◆ STATED PROBLEM ◆
Below, find each line holding "унумдорлиги" and state how many there are, using the number alone.

◆ DATA FOR THE TASK ◆
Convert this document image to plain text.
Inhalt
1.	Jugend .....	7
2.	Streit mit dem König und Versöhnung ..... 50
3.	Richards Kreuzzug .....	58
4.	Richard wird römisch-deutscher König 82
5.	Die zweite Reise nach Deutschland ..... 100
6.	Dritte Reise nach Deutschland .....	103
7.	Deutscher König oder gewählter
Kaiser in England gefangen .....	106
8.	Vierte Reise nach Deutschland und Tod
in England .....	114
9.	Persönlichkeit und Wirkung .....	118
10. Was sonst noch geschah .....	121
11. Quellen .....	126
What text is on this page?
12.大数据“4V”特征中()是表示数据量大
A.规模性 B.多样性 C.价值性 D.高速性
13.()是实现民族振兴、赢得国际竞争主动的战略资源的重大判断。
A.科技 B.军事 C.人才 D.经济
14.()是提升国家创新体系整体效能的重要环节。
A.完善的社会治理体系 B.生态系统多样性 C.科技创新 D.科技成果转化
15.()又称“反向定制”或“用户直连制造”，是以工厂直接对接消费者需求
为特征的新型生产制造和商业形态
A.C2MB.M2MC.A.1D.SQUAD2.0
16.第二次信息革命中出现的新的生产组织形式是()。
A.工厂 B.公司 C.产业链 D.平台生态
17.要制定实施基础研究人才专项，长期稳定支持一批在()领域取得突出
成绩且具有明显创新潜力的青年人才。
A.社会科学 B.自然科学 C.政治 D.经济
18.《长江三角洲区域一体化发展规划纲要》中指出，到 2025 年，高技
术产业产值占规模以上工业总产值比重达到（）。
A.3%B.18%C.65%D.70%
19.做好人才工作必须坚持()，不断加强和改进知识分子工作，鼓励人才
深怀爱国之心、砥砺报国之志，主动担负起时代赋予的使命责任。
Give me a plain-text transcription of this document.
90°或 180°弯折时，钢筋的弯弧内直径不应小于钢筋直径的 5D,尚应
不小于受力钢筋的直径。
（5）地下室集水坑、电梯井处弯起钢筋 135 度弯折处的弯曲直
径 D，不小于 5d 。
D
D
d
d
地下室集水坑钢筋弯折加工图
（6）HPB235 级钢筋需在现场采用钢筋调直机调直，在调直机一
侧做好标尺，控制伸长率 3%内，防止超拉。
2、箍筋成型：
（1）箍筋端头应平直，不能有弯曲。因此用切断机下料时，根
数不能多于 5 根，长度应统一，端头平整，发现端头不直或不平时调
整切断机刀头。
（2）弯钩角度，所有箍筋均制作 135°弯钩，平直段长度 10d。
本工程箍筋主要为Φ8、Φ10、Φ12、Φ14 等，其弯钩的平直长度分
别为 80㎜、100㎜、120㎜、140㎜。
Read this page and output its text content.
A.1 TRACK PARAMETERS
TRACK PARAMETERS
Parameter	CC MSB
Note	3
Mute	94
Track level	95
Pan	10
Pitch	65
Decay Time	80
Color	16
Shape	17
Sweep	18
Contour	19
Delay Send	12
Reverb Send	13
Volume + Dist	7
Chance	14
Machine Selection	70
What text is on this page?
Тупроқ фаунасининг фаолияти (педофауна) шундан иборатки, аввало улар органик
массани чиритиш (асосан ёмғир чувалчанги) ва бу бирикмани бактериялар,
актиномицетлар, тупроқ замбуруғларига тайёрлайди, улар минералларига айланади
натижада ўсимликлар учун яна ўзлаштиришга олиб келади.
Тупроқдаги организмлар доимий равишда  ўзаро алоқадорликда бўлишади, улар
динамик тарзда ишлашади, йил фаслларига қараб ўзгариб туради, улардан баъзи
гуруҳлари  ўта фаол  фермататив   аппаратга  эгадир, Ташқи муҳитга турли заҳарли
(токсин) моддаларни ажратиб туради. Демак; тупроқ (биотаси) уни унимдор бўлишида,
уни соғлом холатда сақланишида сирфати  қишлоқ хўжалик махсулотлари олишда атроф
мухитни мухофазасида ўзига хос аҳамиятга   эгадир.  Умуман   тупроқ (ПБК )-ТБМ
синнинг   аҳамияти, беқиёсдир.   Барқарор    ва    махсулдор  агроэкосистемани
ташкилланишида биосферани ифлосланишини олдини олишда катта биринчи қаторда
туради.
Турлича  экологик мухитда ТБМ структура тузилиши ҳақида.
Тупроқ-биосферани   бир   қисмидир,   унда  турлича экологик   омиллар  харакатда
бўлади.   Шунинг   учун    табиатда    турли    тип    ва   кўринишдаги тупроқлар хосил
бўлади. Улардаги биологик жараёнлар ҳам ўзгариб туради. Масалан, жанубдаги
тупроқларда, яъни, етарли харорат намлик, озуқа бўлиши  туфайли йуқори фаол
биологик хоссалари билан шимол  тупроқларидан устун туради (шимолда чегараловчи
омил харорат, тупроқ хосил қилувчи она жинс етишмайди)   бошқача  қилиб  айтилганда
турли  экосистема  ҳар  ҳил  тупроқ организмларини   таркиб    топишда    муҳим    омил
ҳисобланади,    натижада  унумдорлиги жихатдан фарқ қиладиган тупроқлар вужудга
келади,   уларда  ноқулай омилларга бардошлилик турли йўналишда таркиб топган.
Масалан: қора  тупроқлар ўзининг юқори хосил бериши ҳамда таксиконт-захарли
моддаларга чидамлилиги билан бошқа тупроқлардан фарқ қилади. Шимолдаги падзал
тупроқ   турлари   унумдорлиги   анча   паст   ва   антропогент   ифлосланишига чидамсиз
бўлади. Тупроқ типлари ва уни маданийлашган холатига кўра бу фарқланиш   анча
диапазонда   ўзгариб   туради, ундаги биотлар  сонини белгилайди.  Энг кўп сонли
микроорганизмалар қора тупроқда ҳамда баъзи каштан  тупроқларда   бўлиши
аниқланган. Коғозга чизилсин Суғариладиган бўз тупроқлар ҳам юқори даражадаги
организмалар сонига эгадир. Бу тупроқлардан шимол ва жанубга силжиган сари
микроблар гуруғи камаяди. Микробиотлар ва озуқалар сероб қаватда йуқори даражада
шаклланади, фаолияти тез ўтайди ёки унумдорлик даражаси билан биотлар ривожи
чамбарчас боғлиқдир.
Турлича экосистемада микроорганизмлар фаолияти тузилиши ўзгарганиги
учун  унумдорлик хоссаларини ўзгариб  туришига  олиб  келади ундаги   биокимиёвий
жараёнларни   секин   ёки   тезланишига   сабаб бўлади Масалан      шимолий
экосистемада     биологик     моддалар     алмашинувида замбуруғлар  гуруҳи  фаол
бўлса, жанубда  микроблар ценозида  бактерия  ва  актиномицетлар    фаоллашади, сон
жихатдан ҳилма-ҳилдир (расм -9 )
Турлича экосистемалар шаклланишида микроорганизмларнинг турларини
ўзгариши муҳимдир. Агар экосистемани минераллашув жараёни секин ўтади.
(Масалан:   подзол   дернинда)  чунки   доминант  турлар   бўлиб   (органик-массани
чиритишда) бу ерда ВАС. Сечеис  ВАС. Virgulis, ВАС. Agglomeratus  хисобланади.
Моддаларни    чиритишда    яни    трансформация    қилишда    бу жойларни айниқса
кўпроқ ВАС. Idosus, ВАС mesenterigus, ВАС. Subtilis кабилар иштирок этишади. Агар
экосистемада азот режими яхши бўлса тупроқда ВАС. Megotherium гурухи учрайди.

◆ WORKED SOLUTION ◆
2